To do:
1 - Decide whether each statement agrees with the extract on ulcers and amputation. Answer yes or no for each and quote the deciding words.
(a) Smoking, obesity, and hyperlipidemia are named as risk factors for ulcers with atherosclerosis.
(b) Sinuses in chronic osteomyelitis always respond to prolonged antibiotics.
(c) For unsalvageable crush injuries of the limb, prolonged therapy gives better functional results than amputation.
2 - Transcribe the part of the extract on ulcers and amputation that starts with "27.2.3 Ulcers in" and goes on through "control of infection.".

Page extract:
Fig. 27.1
Gangrene of multiple toes requiring amputation in diabetic foot ulcer
Fig. 27.2
Gangrene of toes with infection and tissue necrosis
27.2.2 Ulcer with Atherosclerosis
Ulcers develop in atherosclerosis due to compromised blood supply. The ulcers as a result of trauma or infection are difficult to heal or may not heal at all. Depending upon the severity of the block, there can be gangrenous changes. Smoking, obesity, and hyperlipidemia are the risk factors.
27.2.3 Ulcers in Infective Conditions
There can be single or multiple sinuses in chronic osteomyelitis. Occasionally these sinuses may not respond to prolonged antibiotics and even to multiple surgeries. Osteomyelitis of the calcaneum may lead to ulcer formation, as heel is a weight-bearing area. Necrotizing fasciitis is yet another serious infection where an early intervention in the form of amputation may be necessary. In advanced uncontrolled infective ulcers, open amputation is indicated (Fig. 27.3). It can be guillotine amputation with revision to more proximal level after control of infection.
Fig. 27.3
A case of extensive tissue necrosis with infection is indicated for open amputation
27.2.4 Ulcers in Traumatic Conditions
In a severely injured limb, the amputation may be the only treatment available. For unsalvageable crush injuries of the limb, the functional results after amputation are better than continuing with prolonged therapy. The various complications associated with a severely injured limb resulting in ulcer formation are uncontrolled soft tissue infection as well as osteomyelitis and infective arthritis and may be gangrene. Preserving such disabling parts of body is more frustrating to patients than getting rid of it followed by fitting of prosthesis. Blast injuries and burns are other examples which may result in nonhealing ulcers refractory to treatment.

Data for review:
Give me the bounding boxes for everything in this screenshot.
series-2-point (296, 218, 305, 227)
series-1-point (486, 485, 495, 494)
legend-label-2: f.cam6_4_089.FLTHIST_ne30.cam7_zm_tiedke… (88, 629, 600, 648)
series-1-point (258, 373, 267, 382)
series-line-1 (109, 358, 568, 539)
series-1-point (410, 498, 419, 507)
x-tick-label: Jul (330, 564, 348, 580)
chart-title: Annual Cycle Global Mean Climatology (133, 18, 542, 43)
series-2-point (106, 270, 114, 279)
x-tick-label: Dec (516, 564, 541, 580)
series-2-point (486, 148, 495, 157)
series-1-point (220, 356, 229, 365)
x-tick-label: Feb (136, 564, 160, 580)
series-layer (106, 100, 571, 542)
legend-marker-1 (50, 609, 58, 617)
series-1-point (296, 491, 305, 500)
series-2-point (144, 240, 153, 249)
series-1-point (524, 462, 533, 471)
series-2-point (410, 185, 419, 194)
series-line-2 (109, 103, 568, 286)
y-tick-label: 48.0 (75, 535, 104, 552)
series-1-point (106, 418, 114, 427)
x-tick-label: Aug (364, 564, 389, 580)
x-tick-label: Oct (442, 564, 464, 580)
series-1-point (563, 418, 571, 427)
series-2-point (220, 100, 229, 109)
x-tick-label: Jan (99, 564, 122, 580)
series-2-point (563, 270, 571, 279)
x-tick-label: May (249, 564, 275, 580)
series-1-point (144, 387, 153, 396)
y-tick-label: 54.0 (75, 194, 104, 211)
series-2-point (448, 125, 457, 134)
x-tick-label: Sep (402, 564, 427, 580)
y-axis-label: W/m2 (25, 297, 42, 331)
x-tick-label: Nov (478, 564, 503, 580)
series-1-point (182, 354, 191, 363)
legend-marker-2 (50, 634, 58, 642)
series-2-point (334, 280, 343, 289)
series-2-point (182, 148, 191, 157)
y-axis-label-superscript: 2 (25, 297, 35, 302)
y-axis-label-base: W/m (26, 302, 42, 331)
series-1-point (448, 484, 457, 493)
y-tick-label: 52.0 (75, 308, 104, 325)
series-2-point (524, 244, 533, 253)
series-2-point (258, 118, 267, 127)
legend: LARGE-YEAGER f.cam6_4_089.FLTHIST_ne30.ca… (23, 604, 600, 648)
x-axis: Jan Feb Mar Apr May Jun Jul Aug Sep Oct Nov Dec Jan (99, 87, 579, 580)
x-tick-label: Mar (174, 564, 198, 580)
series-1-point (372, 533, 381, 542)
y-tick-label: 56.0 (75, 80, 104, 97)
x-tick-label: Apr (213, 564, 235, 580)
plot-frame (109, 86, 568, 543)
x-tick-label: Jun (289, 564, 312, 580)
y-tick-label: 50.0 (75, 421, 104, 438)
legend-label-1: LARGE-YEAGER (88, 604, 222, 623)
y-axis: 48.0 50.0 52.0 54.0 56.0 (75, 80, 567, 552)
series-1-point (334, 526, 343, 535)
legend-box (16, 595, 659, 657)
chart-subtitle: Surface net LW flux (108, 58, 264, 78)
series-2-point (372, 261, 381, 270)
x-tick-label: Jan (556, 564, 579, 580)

Responses for each task:
1 -
(a) Yes: "Smoking, obesity, and hyperlipidemia are the risk factors."
(b) No: "Occasionally these sinuses may not respond to prolonged antibiotics and even to multiple surgeries."
(c) No: "For unsalvageable crush injuries of the limb, the functional results after amputation are better than continuing with prolonged therapy."

2 -
27.2.3 Ulcers in Infective Conditions
There can be single or multiple sinuses in chronic osteomyelitis. Occasionally these sinuses may not respond to prolonged antibiotics and even to multiple surgeries. Osteomyelitis of the calcaneum may lead to ulcer formation, as heel is a weight-bearing area. Necrotizing fasciitis is yet another serious infection where an early intervention in the form of amputation may be necessary. In advanced uncontrolled infective ulcers, open amputation is indicated (Fig. 27.3). It can be guillotine amputation with revision to more proximal level after control of infection.